DIRECTIVE
Find each line containing the string "JSON" and return it.

##### RECORDS SHOWN

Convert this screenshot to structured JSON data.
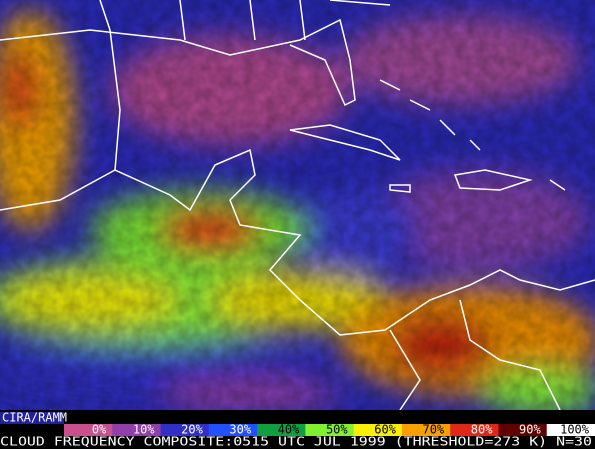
{
  "credit": "CIRA/RAMM",
  "legend": {
    "items": [
      {
        "label": "0%",
        "color": "#c8508c"
      },
      {
        "label": "10%",
        "color": "#9040a8"
      },
      {
        "label": "20%",
        "color": "#3030c8"
      },
      {
        "label": "30%",
        "color": "#2050ff"
      },
      {
        "label": "40%",
        "color": "#10a040"
      },
      {
        "label": "50%",
        "color": "#80f030"
      },
      {
        "label": "60%",
        "color": "#f8f000"
      },
      {
        "label": "70%",
        "color": "#f8a000"
      },
      {
        "label": "80%",
        "color": "#e02818"
      },
      {
        "label": "90%",
        "color": "#600000"
      },
      {
        "label": "100%",
        "color": "#ffffff"
      }
    ]
  },
  "caption": "CLOUD FREQUENCY COMPOSITE:0515 UTC JUL 1999 (THRESHOLD=273 K) N=30"
}
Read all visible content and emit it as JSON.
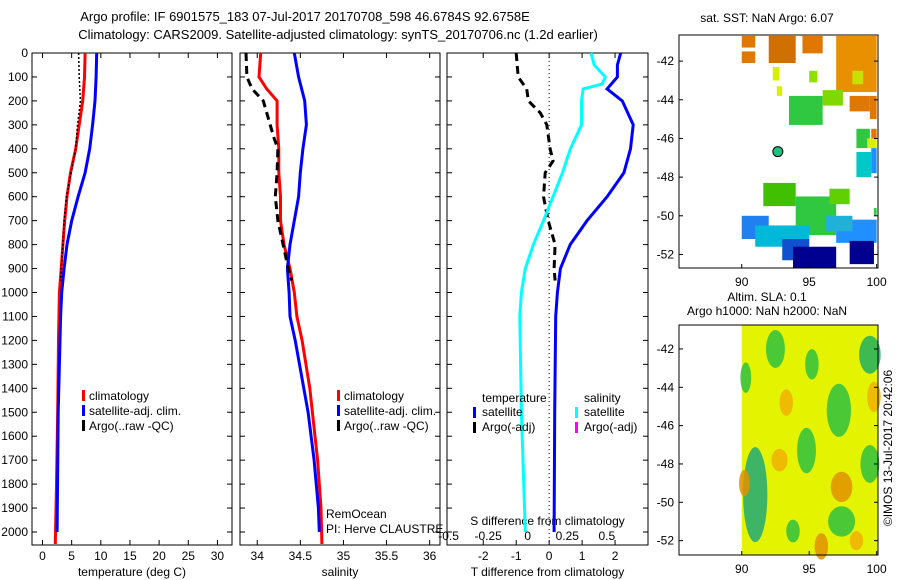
{
  "header": {
    "title_line1": "Argo profile: IF 6901575_183 07-Jul-2017 20170708_598 46.6784S 92.6758E",
    "title_line2": "Climatology: CARS2009. Satellite-adjusted climatology: synTS_20170706.nc (1.2d earlier)"
  },
  "colors": {
    "climatology": "#ff0000",
    "satellite": "#0000ff",
    "argo": "#000000",
    "salinity_satellite": "#00ffff",
    "salinity_argo": "#ff00ff"
  },
  "chart_data": [
    {
      "type": "line",
      "title": "",
      "xlabel": "temperature (deg C)",
      "ylabel": "",
      "xlim": [
        -1.8,
        32.5
      ],
      "ylim": [
        2054,
        0
      ],
      "xticks": [
        0,
        5,
        10,
        15,
        20,
        25,
        30
      ],
      "yticks": [
        0,
        100,
        200,
        300,
        400,
        500,
        600,
        700,
        800,
        900,
        1000,
        1100,
        1200,
        1300,
        1400,
        1500,
        1600,
        1700,
        1800,
        1900,
        2000
      ],
      "legend": [
        "climatology",
        "satellite-adj. clim.",
        "Argo(..raw -QC)"
      ],
      "legend_position": "bottom-center",
      "series": [
        {
          "name": "climatology",
          "color": "#ff0000",
          "depth": [
            0,
            100,
            200,
            300,
            400,
            500,
            600,
            700,
            800,
            900,
            1000,
            1200,
            1500,
            1800,
            2050
          ],
          "values": [
            7.3,
            7.2,
            6.9,
            6.3,
            5.7,
            4.8,
            4.2,
            3.8,
            3.5,
            3.2,
            2.9,
            2.75,
            2.6,
            2.4,
            2.2
          ]
        },
        {
          "name": "satellite-adj. clim.",
          "color": "#0000ff",
          "depth": [
            0,
            100,
            200,
            300,
            400,
            500,
            600,
            700,
            800,
            900,
            1000,
            1100,
            1500,
            2000
          ],
          "values": [
            9.3,
            9.2,
            9.0,
            8.6,
            8.1,
            7.3,
            6.1,
            5.0,
            4.2,
            3.7,
            3.3,
            3.1,
            2.7,
            2.5
          ]
        },
        {
          "name": "Argo(..raw -QC)",
          "color": "#000000",
          "style": "dotted",
          "depth": [
            0,
            100,
            200,
            300,
            400,
            500,
            600,
            700,
            800,
            900,
            950
          ],
          "values": [
            6.2,
            6.3,
            6.5,
            6.0,
            5.7,
            4.9,
            4.1,
            3.7,
            3.5,
            3.2,
            3.1
          ]
        }
      ]
    },
    {
      "type": "line",
      "xlabel": "salinity",
      "xlim": [
        33.8,
        36.12
      ],
      "ylim": [
        2054,
        0
      ],
      "xticks": [
        34,
        34.5,
        35,
        35.5,
        36
      ],
      "legend": [
        "climatology",
        "satellite-adj. clim.",
        "Argo(..raw -QC)"
      ],
      "legend_position": "bottom-center",
      "annotation": [
        "RemOcean",
        "PI: Herve CLAUSTRE"
      ],
      "series": [
        {
          "name": "climatology",
          "color": "#ff0000",
          "depth": [
            0,
            100,
            150,
            200,
            300,
            400,
            500,
            600,
            700,
            800,
            900,
            1000,
            1100,
            1200,
            1400,
            1500,
            1700,
            1900,
            2050
          ],
          "values": [
            34.04,
            34.02,
            34.11,
            34.23,
            34.23,
            34.25,
            34.25,
            34.27,
            34.27,
            34.31,
            34.38,
            34.43,
            34.46,
            34.52,
            34.61,
            34.64,
            34.7,
            34.74,
            34.75
          ]
        },
        {
          "name": "satellite-adj. clim.",
          "color": "#0000ff",
          "depth": [
            0,
            100,
            200,
            300,
            400,
            500,
            600,
            700,
            800,
            900,
            1000,
            1100,
            1200,
            1400,
            1500,
            1700,
            1900,
            2000
          ],
          "values": [
            34.43,
            34.48,
            34.55,
            34.57,
            34.53,
            34.5,
            34.48,
            34.43,
            34.38,
            34.35,
            34.37,
            34.38,
            34.44,
            34.54,
            34.59,
            34.66,
            34.71,
            34.72
          ]
        },
        {
          "name": "Argo(..raw -QC)",
          "color": "#000000",
          "style": "dashed",
          "depth": [
            0,
            100,
            150,
            200,
            300,
            350,
            400,
            500,
            600,
            700,
            800,
            900,
            950
          ],
          "values": [
            33.87,
            33.88,
            33.94,
            34.07,
            34.15,
            34.19,
            34.24,
            34.23,
            34.21,
            34.24,
            34.3,
            34.36,
            34.4
          ]
        }
      ]
    },
    {
      "type": "line",
      "xlabel": "T difference from climatology",
      "xlabel2": "S difference from climatology",
      "xlim": [
        -3.1,
        3.0
      ],
      "xlim2": [
        -0.51,
        0.76
      ],
      "ylim": [
        2054,
        0
      ],
      "xticks": [
        -2,
        -1,
        0,
        1,
        2
      ],
      "xticks2": [
        -0.5,
        -0.25,
        0,
        0.25,
        0.5
      ],
      "xtick_labels2": [
        "-0.5",
        "-0.25",
        "0",
        "0.25",
        "0.5"
      ],
      "legend_temperature": {
        "title": "temperature",
        "items": [
          "satellite",
          "Argo(-adj)"
        ]
      },
      "legend_salinity": {
        "title": "salinity",
        "items": [
          "satellite",
          "Argo(-adj)"
        ]
      },
      "series": [
        {
          "name": "temperature satellite",
          "axis": "T",
          "color": "#0000ff",
          "depth": [
            0,
            50,
            100,
            150,
            200,
            300,
            400,
            500,
            600,
            700,
            800,
            900,
            1000,
            1100,
            1500,
            2000
          ],
          "values": [
            2.17,
            2.07,
            2.07,
            1.76,
            2.22,
            2.55,
            2.47,
            2.27,
            1.76,
            1.15,
            0.64,
            0.34,
            0.25,
            0.2,
            0.17,
            0.15
          ]
        },
        {
          "name": "temperature Argo(-adj)",
          "axis": "T",
          "color": "#000000",
          "style": "dashed",
          "depth": [
            0,
            100,
            150,
            200,
            250,
            300,
            400,
            450,
            500,
            600,
            700,
            800,
            900,
            950
          ],
          "values": [
            -1.0,
            -0.94,
            -0.68,
            -0.63,
            -0.27,
            -0.07,
            0.03,
            0.12,
            -0.12,
            -0.17,
            -0.03,
            0.18,
            0.15,
            0.18
          ]
        },
        {
          "name": "salinity satellite",
          "axis": "S",
          "color": "#00ffff",
          "depth": [
            0,
            50,
            100,
            130,
            150,
            200,
            300,
            400,
            500,
            600,
            700,
            800,
            900,
            1000,
            1100,
            1500,
            2000
          ],
          "values": [
            0.4,
            0.42,
            0.49,
            0.47,
            0.35,
            0.34,
            0.34,
            0.27,
            0.22,
            0.16,
            0.1,
            0.035,
            -0.015,
            -0.04,
            -0.05,
            -0.04,
            -0.015
          ]
        }
      ]
    }
  ],
  "maps": {
    "sst": {
      "title": "sat. SST: NaN Argo: 6.07",
      "lat_ticks": [
        -42,
        -44,
        -46,
        -48,
        -50,
        -52
      ],
      "lon_ticks": [
        90,
        95,
        100
      ],
      "argo_position": {
        "lon": 92.6758,
        "lat": -46.6784
      },
      "argo_color": "#20c080"
    },
    "sla": {
      "title_line1": "Altim. SLA: 0.1",
      "title_line2": "Argo h1000: NaN h2000: NaN",
      "lat_ticks": [
        -42,
        -44,
        -46,
        -48,
        -50,
        -52
      ],
      "lon_ticks": [
        90,
        95,
        100
      ]
    }
  },
  "footer": {
    "credit": "©IMOS 13-Jul-2017 20:42:06"
  }
}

##########

WRITTEN RESPONSE
Convert this screenshot to structured JSON data.
Read all visible content and emit it as JSON.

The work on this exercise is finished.